Begin Material for this exercise

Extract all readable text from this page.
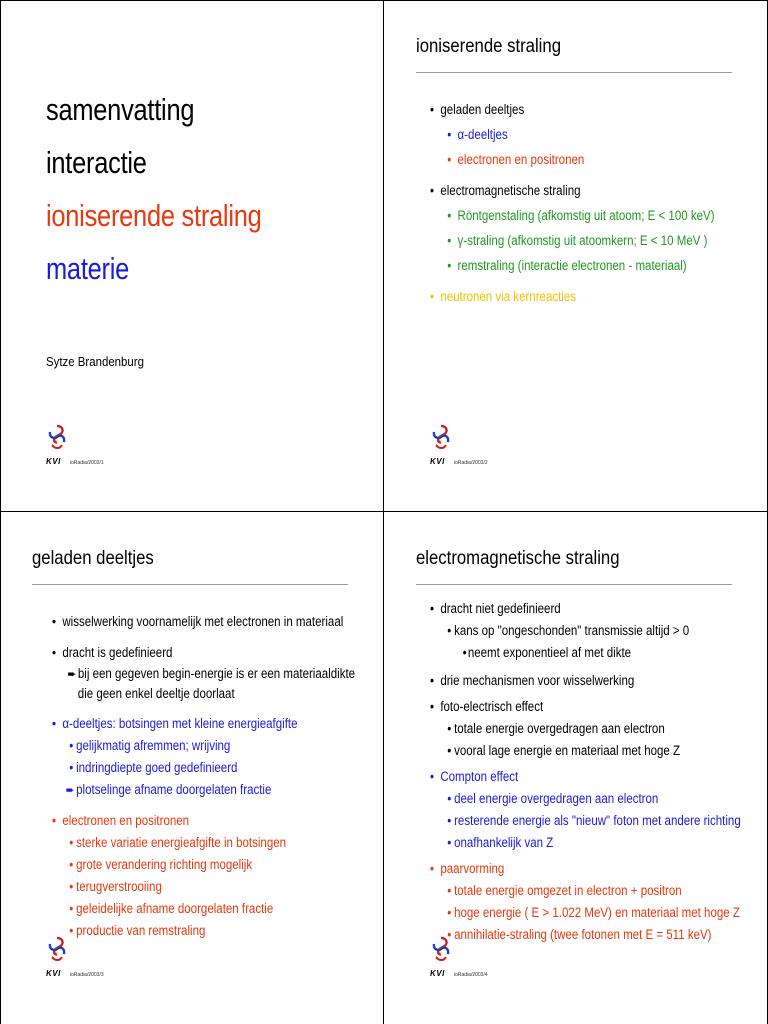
samenvatting
interactie
ioniserende straling
materie
Sytze Brandenburg
KVI ioRadia/2003/1
ioniserende straling
• geladen deeltjes
• α-deeltjes
• electronen en positronen
• electromagnetische straling
• Röntgenstaling (afkomstig uit atoom; E < 100 keV)
• γ-straling (afkomstig uit atoomkern; E < 10 MeV )
• remstraling (interactie electronen - materiaal)
• neutronen via kernreacties
KVI ioRadia/2003/2
geladen deeltjes
• wisselwerking voornamelijk met electronen in materiaal
• dracht is gedefinieerd
➨ bij een gegeven begin-energie is er een materiaaldikte
die geen enkel deeltje doorlaat
• α-deeltjes: botsingen met kleine energieafgifte
• gelijkmatig afremmen; wrijving
• indringdiepte goed gedefinieerd
➨ plotselinge afname doorgelaten fractie
• electronen en positronen
• sterke variatie energieafgifte in botsingen
• grote verandering richting mogelijk
• terugverstrooiing
• geleidelijke afname doorgelaten fractie
• productie van remstraling
KVI ioRadia/2003/3
electromagnetische straling
• dracht niet gedefinieerd
• kans op "ongeschonden" transmissie altijd > 0
• neemt exponentieel af met dikte
• drie mechanismen voor wisselwerking
• foto-electrisch effect
• totale energie overgedragen aan electron
• vooral lage energie en materiaal met hoge Z
• Compton effect
• deel energie overgedragen aan electron
• resterende energie als "nieuw" foton met andere richting
• onafhankelijk van Z
• paarvorming
• totale energie omgezet in electron + positron
• hoge energie ( E > 1.022 MeV) en materiaal met hoge Z
• annihilatie-straling (twee fotonen met E = 511 keV)
KVI ioRadia/2003/4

End Material for this exercise

What you will do: Quote the preceding listing precisely and completely, omitting its images.

Full response:
Extract all readable text from this page.
samenvatting
interactie
ioniserende straling
materie
Sytze Brandenburg
KVI ioRadia/2003/1
ioniserende straling
• geladen deeltjes
• α-deeltjes
• electronen en positronen
• electromagnetische straling
• Röntgenstaling (afkomstig uit atoom; E < 100 keV)
• γ-straling (afkomstig uit atoomkern; E < 10 MeV )
• remstraling (interactie electronen - materiaal)
• neutronen via kernreacties
KVI ioRadia/2003/2
geladen deeltjes
• wisselwerking voornamelijk met electronen in materiaal
• dracht is gedefinieerd
➨ bij een gegeven begin-energie is er een materiaaldikte
die geen enkel deeltje doorlaat
• α-deeltjes: botsingen met kleine energieafgifte
• gelijkmatig afremmen; wrijving
• indringdiepte goed gedefinieerd
➨ plotselinge afname doorgelaten fractie
• electronen en positronen
• sterke variatie energieafgifte in botsingen
• grote verandering richting mogelijk
• terugverstrooiing
• geleidelijke afname doorgelaten fractie
• productie van remstraling
KVI ioRadia/2003/3
electromagnetische straling
• dracht niet gedefinieerd
• kans op "ongeschonden" transmissie altijd > 0
• neemt exponentieel af met dikte
• drie mechanismen voor wisselwerking
• foto-electrisch effect
• totale energie overgedragen aan electron
• vooral lage energie en materiaal met hoge Z
• Compton effect
• deel energie overgedragen aan electron
• resterende energie als "nieuw" foton met andere richting
• onafhankelijk van Z
• paarvorming
• totale energie omgezet in electron + positron
• hoge energie ( E > 1.022 MeV) en materiaal met hoge Z
• annihilatie-straling (twee fotonen met E = 511 keV)
KVI ioRadia/2003/4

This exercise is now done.